- **Task inputs**:
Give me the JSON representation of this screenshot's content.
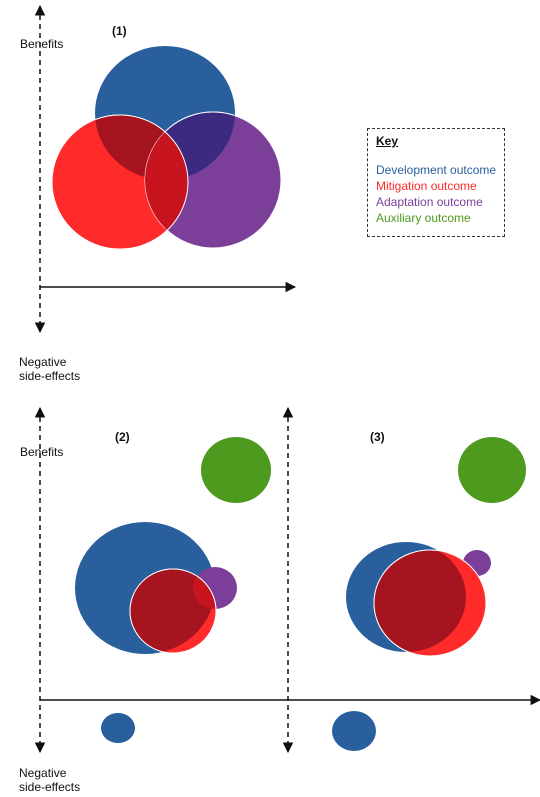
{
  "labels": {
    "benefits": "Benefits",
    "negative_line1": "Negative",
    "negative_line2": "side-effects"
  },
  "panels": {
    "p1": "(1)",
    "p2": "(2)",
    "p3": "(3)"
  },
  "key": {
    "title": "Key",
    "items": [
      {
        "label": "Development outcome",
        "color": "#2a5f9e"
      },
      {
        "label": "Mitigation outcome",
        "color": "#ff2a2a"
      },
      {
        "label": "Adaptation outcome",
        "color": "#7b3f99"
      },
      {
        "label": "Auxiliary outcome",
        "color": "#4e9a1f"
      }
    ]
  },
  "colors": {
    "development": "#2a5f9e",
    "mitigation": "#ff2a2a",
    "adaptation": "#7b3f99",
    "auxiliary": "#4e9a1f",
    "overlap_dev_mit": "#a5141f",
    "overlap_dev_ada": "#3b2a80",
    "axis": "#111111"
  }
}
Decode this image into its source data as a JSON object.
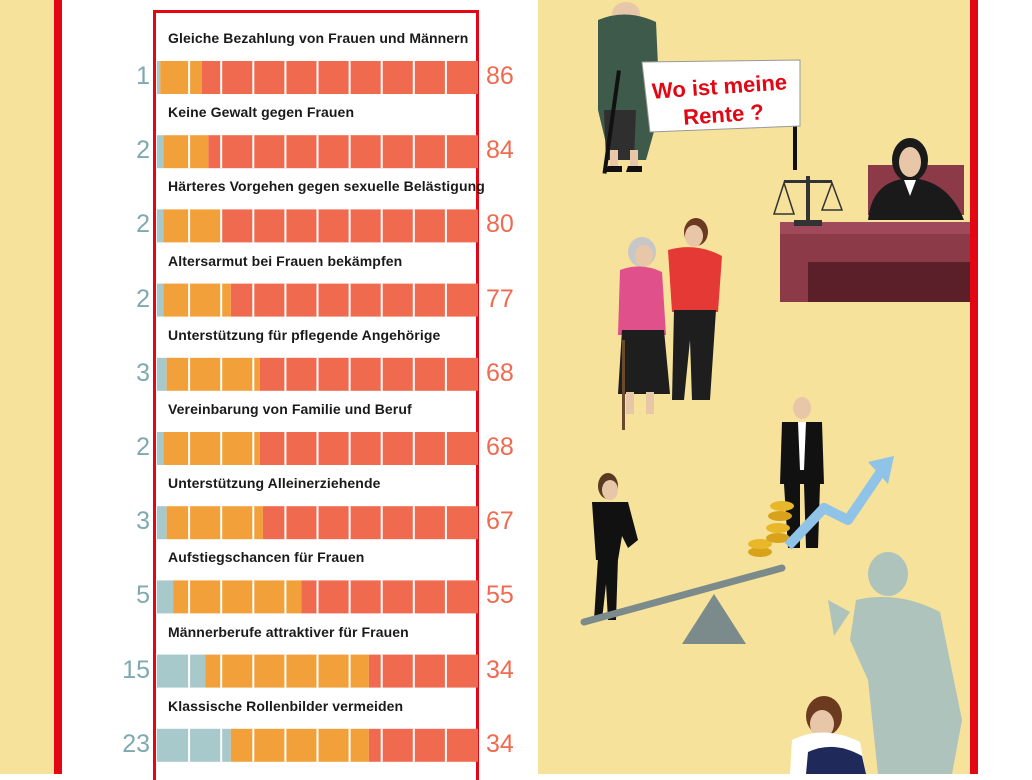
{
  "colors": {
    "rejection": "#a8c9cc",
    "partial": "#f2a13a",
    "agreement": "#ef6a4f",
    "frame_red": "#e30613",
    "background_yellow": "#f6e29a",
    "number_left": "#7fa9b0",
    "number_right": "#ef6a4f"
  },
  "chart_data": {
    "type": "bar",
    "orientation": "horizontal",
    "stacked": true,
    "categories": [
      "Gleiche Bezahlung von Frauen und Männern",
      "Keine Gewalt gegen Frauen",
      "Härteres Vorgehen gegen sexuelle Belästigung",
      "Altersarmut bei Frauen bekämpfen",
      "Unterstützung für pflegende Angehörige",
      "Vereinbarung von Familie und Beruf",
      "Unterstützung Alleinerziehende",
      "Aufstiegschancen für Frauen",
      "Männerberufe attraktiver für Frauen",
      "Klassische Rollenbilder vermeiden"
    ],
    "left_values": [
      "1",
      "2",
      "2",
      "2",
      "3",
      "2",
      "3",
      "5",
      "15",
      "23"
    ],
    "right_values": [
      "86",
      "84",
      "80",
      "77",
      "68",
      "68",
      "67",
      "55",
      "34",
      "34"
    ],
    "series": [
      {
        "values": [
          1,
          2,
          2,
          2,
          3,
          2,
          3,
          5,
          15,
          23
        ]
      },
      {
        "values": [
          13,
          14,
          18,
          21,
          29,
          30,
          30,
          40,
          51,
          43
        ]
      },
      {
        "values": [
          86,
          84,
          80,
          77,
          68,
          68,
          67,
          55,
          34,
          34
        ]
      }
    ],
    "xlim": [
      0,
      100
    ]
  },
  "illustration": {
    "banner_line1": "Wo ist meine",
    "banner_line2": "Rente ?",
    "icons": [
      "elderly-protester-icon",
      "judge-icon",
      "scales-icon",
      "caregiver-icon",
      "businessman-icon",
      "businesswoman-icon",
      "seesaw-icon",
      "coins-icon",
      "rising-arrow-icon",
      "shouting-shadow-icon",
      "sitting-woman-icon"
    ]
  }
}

- **Task requirements**:
Copy the data word for word. Pictures do not go in the copy.

- **Output for this task**:
Give me the JSON representation of this screenshot's content.
{
  "labels": {
    "benefits": "Benefits",
    "negative_line1": "Negative",
    "negative_line2": "side-effects"
  },
  "panels": {
    "p1": "(1)",
    "p2": "(2)",
    "p3": "(3)"
  },
  "key": {
    "title": "Key",
    "items": [
      {
        "label": "Development outcome",
        "color": "#2a5f9e"
      },
      {
        "label": "Mitigation outcome",
        "color": "#ff2a2a"
      },
      {
        "label": "Adaptation outcome",
        "color": "#7b3f99"
      },
      {
        "label": "Auxiliary outcome",
        "color": "#4e9a1f"
      }
    ]
  },
  "colors": {
    "development": "#2a5f9e",
    "mitigation": "#ff2a2a",
    "adaptation": "#7b3f99",
    "auxiliary": "#4e9a1f",
    "overlap_dev_mit": "#a5141f",
    "overlap_dev_ada": "#3b2a80",
    "axis": "#111111"
  }
}
Decode this image into its source data as a JSON object.
{
  "colors": {
    "rejection": "#a8c9cc",
    "partial": "#f2a13a",
    "agreement": "#ef6a4f",
    "frame_red": "#e30613",
    "background_yellow": "#f6e29a",
    "number_left": "#7fa9b0",
    "number_right": "#ef6a4f"
  },
  "chart_data": {
    "type": "bar",
    "orientation": "horizontal",
    "stacked": true,
    "categories": [
      "Gleiche Bezahlung von Frauen und Männern",
      "Keine Gewalt gegen Frauen",
      "Härteres Vorgehen gegen sexuelle Belästigung",
      "Altersarmut bei Frauen bekämpfen",
      "Unterstützung für pflegende Angehörige",
      "Vereinbarung von Familie und Beruf",
      "Unterstützung Alleinerziehende",
      "Aufstiegschancen für Frauen",
      "Männerberufe attraktiver für Frauen",
      "Klassische Rollenbilder vermeiden"
    ],
    "left_values": [
      "1",
      "2",
      "2",
      "2",
      "3",
      "2",
      "3",
      "5",
      "15",
      "23"
    ],
    "right_values": [
      "86",
      "84",
      "80",
      "77",
      "68",
      "68",
      "67",
      "55",
      "34",
      "34"
    ],
    "series": [
      {
        "values": [
          1,
          2,
          2,
          2,
          3,
          2,
          3,
          5,
          15,
          23
        ]
      },
      {
        "values": [
          13,
          14,
          18,
          21,
          29,
          30,
          30,
          40,
          51,
          43
        ]
      },
      {
        "values": [
          86,
          84,
          80,
          77,
          68,
          68,
          67,
          55,
          34,
          34
        ]
      }
    ],
    "xlim": [
      0,
      100
    ]
  },
  "illustration": {
    "banner_line1": "Wo ist meine",
    "banner_line2": "Rente ?",
    "icons": [
      "elderly-protester-icon",
      "judge-icon",
      "scales-icon",
      "caregiver-icon",
      "businessman-icon",
      "businesswoman-icon",
      "seesaw-icon",
      "coins-icon",
      "rising-arrow-icon",
      "shouting-shadow-icon",
      "sitting-woman-icon"
    ]
  }
}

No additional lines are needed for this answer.